From the material below, list every line containing "text".

Records from a dataset
»»

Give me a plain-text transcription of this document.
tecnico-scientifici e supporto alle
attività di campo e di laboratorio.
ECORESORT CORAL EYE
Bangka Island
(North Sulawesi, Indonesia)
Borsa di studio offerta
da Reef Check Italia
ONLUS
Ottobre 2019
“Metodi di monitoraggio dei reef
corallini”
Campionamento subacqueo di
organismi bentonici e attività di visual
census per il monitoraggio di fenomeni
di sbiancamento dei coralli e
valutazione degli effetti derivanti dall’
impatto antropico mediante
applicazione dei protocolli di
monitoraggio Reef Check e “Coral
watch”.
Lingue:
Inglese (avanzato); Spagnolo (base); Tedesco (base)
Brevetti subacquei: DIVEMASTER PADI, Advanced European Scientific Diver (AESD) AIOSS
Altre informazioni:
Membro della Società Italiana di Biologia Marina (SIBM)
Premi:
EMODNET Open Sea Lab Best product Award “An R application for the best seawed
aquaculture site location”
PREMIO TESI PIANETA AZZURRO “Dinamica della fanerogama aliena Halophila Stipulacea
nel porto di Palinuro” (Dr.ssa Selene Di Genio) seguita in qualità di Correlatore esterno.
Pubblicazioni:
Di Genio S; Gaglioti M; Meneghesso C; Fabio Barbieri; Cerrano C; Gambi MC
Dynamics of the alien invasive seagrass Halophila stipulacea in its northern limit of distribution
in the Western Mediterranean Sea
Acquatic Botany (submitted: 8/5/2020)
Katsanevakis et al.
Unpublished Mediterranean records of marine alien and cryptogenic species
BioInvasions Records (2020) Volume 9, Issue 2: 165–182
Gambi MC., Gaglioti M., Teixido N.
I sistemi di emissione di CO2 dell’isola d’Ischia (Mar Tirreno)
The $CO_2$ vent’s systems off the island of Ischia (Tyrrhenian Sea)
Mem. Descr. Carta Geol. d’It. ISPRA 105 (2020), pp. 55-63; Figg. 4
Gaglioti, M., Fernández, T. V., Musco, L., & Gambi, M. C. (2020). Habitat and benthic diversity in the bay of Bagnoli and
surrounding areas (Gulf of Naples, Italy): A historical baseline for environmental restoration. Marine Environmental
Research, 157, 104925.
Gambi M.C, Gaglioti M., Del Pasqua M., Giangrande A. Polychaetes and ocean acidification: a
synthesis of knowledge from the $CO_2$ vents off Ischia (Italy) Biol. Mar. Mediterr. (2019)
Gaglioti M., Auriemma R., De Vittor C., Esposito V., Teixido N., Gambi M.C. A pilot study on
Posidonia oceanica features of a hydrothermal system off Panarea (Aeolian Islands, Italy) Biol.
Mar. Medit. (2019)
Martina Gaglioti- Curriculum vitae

««
»»

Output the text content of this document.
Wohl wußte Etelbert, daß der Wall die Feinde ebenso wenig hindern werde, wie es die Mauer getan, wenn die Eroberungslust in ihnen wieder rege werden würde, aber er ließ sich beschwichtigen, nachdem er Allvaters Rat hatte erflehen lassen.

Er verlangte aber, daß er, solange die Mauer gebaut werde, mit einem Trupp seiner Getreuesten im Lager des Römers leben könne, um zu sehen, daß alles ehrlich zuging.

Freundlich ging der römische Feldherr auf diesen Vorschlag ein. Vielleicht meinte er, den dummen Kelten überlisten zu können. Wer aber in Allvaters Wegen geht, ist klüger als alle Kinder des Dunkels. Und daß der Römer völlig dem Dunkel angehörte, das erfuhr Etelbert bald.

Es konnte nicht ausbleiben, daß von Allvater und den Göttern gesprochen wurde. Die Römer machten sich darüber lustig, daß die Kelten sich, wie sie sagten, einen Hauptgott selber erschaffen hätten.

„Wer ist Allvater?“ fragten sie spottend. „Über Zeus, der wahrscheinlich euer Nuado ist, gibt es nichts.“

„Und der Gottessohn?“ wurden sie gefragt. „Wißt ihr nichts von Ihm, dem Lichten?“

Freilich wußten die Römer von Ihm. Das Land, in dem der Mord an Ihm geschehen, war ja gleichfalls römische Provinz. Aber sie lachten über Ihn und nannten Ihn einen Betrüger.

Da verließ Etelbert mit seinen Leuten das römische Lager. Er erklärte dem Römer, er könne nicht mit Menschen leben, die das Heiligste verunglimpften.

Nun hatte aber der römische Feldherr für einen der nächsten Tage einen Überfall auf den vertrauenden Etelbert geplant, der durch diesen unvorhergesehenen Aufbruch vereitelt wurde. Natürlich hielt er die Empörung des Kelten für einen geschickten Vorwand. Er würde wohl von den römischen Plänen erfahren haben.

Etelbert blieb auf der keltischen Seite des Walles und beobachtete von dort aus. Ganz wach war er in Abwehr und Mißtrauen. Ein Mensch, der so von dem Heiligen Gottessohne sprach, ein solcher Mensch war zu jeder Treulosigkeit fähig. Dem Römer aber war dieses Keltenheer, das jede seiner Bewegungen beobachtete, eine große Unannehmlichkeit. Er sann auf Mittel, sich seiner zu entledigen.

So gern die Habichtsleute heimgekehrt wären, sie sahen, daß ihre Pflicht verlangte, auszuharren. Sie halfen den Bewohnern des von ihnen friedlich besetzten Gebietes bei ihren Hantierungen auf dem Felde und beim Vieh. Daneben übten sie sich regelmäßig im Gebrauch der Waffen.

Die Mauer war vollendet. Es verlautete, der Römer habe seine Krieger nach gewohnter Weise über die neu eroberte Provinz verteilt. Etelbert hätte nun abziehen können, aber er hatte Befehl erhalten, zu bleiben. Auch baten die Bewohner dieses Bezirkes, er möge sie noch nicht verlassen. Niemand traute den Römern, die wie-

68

««
»»

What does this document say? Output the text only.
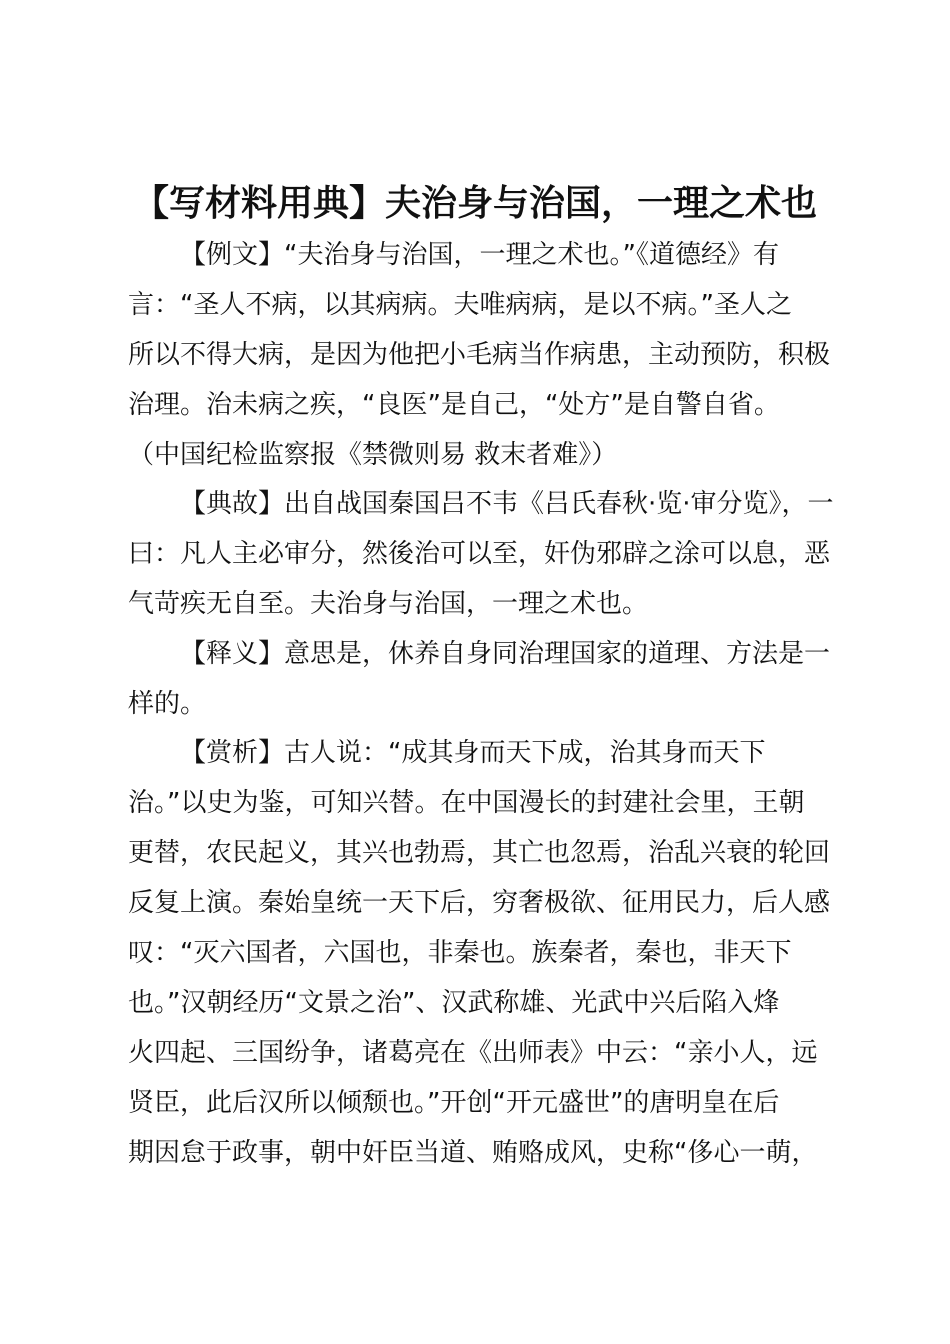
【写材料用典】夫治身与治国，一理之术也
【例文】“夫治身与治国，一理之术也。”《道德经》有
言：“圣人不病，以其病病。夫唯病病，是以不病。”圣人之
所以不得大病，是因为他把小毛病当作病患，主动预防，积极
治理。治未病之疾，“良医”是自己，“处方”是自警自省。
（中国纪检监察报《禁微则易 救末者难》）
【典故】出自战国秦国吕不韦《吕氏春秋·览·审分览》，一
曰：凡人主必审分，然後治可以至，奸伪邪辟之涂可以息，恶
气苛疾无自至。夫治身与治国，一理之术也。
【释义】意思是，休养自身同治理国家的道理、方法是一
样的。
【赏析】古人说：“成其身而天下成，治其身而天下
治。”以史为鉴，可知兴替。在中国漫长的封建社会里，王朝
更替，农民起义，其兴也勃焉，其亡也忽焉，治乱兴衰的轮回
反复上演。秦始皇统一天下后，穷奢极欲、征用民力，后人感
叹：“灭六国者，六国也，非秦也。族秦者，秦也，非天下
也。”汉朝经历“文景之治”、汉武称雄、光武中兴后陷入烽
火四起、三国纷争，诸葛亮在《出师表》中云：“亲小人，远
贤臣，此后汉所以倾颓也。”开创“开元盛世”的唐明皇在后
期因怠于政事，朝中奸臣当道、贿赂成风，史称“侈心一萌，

««

Response to the exercise.
Give me a plain-text transcription of this document.
Output the text content of this document.
What does this document say? Output the text only.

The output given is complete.